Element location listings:
/---

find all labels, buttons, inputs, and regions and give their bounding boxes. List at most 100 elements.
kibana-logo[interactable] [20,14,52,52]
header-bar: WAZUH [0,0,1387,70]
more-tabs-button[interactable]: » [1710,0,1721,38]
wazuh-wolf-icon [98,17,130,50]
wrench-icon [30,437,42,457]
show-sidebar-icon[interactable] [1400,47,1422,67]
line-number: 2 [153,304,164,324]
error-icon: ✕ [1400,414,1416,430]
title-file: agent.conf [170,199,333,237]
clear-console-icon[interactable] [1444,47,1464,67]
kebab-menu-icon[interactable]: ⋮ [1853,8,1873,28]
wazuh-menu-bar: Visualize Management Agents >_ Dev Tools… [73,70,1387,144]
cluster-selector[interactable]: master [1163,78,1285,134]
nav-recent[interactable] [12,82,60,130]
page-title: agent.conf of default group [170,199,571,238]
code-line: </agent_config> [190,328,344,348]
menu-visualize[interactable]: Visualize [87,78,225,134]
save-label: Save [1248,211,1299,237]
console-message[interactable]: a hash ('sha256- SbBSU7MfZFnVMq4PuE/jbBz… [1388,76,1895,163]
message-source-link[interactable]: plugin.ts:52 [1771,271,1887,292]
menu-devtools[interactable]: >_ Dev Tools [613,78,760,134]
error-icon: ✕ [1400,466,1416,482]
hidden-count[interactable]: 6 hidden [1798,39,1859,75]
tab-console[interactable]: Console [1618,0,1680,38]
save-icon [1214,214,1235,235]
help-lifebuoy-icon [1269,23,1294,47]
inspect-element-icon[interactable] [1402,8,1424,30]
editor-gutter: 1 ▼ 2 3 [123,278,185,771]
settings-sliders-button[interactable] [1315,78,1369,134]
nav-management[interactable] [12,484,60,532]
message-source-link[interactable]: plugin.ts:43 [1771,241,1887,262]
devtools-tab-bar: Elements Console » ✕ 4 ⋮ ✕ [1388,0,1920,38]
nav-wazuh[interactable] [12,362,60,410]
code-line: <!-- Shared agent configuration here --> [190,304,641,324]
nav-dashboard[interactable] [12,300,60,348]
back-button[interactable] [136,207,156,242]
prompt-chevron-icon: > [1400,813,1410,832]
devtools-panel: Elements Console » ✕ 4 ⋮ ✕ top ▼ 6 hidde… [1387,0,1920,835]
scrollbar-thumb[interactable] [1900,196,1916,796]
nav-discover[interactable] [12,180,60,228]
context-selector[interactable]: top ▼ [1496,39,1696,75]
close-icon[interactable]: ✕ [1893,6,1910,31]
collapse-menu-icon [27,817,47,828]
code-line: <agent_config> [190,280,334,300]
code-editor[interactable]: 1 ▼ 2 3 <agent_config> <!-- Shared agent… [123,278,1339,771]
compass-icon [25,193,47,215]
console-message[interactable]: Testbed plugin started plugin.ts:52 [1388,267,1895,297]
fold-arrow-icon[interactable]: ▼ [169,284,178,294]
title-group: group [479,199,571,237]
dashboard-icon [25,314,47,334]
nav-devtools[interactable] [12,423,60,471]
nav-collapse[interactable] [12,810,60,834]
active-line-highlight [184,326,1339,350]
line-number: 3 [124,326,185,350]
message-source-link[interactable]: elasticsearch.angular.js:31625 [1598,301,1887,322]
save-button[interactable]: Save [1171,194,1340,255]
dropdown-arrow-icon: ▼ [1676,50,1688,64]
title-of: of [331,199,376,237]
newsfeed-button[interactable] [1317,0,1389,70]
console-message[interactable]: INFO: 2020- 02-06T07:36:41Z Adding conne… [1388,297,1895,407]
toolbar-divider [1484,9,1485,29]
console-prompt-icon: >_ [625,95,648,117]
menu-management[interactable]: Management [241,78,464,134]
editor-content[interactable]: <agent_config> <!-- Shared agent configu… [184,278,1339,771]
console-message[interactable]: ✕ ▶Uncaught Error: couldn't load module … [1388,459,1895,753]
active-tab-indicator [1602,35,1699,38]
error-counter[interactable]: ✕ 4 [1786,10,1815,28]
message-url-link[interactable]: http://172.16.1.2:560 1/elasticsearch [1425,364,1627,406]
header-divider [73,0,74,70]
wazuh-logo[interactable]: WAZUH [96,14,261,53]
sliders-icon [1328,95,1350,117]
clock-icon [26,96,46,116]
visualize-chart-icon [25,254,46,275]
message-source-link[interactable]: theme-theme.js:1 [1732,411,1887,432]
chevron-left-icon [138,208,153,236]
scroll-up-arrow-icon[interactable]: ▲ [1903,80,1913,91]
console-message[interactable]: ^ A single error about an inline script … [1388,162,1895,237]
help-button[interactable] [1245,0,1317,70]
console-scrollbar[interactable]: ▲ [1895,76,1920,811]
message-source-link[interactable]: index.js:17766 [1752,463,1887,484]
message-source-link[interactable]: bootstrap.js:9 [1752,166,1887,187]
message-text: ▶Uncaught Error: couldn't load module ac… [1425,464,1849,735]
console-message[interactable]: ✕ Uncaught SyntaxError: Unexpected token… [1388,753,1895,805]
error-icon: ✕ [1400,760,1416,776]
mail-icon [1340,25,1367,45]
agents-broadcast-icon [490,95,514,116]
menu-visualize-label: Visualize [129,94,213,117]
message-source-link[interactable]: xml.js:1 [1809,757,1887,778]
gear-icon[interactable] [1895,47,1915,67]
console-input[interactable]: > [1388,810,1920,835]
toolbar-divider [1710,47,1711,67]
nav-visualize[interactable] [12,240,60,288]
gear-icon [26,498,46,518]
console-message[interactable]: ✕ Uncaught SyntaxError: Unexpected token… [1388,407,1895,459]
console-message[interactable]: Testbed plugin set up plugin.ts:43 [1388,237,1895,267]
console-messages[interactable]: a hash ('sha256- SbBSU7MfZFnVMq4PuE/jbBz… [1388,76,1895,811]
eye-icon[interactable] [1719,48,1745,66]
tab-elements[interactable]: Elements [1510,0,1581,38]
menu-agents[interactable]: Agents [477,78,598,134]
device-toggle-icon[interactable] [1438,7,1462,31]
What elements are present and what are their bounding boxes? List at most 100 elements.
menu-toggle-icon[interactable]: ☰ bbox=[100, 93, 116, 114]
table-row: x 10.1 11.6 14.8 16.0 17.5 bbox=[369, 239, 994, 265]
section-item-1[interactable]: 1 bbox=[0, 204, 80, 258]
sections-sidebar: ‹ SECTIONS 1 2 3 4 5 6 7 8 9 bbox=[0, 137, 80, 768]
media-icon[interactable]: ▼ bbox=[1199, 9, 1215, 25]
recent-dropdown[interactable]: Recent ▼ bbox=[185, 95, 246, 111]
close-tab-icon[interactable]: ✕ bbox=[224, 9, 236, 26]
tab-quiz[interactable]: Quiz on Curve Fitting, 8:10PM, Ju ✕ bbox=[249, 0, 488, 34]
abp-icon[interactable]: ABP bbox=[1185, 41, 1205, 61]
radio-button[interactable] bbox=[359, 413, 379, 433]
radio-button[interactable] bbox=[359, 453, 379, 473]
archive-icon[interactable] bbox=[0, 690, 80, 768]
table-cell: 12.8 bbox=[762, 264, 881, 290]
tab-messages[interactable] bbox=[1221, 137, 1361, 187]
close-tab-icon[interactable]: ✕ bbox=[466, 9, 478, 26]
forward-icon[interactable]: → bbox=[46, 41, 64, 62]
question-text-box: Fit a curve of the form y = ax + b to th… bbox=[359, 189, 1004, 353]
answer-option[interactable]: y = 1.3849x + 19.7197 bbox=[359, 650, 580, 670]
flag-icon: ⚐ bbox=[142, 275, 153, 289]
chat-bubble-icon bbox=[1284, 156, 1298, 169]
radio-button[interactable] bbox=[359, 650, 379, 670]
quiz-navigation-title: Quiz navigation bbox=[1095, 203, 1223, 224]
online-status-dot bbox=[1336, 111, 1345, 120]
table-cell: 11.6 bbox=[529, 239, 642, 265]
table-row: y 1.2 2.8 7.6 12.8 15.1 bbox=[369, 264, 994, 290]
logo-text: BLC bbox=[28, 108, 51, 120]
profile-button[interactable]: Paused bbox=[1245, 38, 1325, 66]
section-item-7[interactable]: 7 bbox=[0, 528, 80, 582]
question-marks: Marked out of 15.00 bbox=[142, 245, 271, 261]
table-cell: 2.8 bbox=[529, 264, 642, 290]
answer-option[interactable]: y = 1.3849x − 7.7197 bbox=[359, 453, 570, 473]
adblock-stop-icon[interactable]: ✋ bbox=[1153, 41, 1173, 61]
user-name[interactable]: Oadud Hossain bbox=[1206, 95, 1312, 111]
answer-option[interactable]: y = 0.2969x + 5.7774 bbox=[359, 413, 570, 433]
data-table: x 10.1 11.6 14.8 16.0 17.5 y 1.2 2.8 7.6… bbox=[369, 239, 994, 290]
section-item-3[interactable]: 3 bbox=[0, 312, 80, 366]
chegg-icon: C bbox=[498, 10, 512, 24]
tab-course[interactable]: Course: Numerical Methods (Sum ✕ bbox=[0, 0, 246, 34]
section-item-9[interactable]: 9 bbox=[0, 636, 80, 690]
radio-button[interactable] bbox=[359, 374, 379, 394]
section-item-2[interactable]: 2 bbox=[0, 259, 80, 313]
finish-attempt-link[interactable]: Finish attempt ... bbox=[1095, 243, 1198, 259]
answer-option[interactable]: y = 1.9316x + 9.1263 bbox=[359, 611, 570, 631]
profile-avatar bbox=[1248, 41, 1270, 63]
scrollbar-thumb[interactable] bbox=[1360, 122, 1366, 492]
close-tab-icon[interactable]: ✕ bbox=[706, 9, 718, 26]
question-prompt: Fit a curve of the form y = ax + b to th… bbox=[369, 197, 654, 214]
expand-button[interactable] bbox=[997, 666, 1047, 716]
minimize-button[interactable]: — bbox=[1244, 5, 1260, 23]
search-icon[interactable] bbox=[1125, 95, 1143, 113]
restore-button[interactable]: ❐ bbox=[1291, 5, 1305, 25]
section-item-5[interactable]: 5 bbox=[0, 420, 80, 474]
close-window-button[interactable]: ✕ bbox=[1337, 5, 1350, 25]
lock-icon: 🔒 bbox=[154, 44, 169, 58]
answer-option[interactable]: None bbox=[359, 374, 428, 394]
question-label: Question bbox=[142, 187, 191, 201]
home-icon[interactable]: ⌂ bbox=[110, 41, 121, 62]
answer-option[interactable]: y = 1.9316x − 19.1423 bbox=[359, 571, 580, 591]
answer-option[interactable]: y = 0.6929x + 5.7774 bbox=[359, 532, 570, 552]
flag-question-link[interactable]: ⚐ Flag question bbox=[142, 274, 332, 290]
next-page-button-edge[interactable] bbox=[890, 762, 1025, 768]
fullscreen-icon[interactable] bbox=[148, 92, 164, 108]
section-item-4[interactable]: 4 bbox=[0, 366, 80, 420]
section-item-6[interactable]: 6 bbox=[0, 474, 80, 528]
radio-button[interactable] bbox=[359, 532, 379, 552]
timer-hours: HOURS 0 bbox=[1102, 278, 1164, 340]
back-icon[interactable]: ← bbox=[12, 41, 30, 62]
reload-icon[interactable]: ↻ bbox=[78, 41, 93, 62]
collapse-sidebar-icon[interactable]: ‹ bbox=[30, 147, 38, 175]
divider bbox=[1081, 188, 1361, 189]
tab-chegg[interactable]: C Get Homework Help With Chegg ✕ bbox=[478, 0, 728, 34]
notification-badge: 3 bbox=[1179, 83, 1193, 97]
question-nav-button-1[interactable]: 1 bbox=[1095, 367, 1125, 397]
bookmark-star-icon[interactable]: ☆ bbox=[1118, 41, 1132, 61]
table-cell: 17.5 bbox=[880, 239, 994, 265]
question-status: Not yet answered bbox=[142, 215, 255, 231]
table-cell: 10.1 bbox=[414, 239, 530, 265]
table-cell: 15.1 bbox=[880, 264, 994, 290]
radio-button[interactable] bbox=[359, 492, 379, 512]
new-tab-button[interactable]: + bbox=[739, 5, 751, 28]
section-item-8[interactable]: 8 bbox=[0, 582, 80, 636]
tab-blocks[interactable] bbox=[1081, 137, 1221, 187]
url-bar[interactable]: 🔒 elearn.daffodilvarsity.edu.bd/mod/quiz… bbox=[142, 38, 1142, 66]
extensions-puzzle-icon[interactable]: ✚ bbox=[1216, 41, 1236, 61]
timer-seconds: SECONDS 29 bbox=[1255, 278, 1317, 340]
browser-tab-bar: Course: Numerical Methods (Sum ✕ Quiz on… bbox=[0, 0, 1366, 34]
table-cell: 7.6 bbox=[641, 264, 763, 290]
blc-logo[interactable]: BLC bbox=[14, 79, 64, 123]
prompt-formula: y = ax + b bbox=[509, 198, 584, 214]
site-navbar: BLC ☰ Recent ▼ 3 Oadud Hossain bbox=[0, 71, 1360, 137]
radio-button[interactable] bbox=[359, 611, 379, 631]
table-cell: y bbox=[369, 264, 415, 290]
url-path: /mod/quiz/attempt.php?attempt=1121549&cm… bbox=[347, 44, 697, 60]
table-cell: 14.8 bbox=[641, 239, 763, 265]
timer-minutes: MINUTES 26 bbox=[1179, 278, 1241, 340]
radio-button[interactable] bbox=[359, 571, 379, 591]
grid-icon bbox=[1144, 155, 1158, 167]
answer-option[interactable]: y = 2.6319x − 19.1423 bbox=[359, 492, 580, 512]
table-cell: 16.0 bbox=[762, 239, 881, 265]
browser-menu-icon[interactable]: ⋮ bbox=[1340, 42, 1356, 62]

\---

# [EXERCISE INSTRUCTIONS]
Count how many lines in the items above contain the string "group", and reply with only that number.

# [SOLUTION TO THIS TASK]
2